* _Written problem_
Write only the number of lines holding the string "JSON".

>> start The input

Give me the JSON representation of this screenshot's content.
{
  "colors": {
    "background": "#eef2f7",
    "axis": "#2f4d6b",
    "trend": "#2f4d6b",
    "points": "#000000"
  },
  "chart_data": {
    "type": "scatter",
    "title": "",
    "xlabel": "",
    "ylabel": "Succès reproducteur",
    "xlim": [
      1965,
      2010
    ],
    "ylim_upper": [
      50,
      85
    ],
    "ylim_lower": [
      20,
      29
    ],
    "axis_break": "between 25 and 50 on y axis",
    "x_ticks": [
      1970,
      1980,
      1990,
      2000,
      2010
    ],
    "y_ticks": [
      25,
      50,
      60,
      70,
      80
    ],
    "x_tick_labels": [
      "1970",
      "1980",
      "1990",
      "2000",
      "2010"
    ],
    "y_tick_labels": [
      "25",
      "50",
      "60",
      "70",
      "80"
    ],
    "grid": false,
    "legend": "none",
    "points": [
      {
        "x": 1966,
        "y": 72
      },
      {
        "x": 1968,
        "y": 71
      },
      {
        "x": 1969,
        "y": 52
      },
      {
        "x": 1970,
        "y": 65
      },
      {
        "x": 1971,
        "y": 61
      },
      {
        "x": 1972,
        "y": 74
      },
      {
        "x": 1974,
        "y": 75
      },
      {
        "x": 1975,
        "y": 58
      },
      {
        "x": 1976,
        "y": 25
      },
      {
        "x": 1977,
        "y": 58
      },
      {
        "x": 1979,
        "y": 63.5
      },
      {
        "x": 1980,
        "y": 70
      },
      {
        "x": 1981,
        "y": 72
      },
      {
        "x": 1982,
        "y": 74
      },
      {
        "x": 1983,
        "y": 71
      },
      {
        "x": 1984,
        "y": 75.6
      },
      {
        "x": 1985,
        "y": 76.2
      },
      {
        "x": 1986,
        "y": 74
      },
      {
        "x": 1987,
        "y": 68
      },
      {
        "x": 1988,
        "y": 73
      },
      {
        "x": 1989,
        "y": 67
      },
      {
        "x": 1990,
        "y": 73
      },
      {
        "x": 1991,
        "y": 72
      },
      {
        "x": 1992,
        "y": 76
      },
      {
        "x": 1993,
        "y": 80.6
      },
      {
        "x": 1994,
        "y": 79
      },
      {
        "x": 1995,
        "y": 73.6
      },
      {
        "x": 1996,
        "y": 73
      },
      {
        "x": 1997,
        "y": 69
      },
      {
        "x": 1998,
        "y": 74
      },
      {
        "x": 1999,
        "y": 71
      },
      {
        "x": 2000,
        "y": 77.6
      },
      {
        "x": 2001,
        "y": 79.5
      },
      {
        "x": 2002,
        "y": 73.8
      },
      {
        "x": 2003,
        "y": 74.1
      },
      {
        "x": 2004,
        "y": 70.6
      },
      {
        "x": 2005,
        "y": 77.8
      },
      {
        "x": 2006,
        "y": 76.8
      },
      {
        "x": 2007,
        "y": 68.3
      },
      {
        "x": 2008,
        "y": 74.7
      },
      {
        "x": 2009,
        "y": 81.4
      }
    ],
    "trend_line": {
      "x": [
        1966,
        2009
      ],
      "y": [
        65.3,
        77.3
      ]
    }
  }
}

>> end The input
>> start The input

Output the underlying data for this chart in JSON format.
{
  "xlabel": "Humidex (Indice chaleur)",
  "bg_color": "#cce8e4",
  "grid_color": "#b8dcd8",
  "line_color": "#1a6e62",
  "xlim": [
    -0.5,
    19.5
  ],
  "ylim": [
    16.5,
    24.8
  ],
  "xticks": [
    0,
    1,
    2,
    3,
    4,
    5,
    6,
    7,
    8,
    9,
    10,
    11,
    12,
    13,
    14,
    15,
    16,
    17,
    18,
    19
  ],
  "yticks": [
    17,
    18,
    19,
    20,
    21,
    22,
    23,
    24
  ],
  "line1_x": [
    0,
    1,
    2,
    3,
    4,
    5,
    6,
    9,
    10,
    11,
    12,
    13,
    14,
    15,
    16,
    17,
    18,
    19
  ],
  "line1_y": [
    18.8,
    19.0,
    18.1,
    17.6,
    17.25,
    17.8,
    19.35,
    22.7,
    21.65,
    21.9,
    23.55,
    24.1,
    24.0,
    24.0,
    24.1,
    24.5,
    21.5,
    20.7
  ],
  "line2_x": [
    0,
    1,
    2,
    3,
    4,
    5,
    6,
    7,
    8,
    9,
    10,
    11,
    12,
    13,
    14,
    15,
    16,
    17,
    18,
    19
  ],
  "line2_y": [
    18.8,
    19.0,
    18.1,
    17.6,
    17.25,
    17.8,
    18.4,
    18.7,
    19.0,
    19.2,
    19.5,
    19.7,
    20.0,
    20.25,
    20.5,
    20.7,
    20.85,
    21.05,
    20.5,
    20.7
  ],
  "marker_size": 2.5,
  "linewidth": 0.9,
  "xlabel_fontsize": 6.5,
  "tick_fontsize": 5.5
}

>> end The input
>> start The input

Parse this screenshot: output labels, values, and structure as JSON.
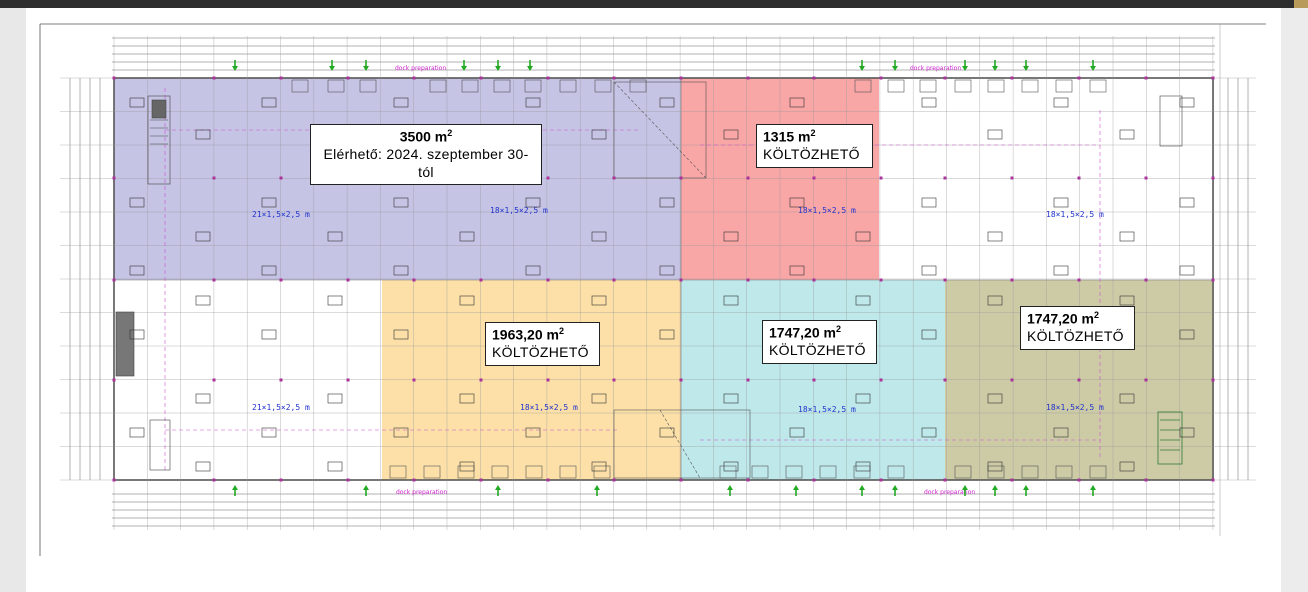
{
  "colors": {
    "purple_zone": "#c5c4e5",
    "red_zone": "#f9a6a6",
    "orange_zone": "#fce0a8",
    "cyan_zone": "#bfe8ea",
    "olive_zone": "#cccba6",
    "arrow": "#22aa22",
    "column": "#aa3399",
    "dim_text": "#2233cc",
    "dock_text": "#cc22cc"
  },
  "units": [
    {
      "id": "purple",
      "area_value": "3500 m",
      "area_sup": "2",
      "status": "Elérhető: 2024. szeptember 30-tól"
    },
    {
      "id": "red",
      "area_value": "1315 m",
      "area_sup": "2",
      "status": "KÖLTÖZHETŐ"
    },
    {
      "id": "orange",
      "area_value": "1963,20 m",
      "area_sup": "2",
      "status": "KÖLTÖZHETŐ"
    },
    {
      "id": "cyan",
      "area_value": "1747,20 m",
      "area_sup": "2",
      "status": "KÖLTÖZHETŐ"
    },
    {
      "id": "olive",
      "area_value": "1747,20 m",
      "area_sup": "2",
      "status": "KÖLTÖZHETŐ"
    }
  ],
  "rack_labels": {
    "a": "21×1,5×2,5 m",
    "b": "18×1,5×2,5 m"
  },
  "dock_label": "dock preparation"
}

>> end The input

* _Finished task_
3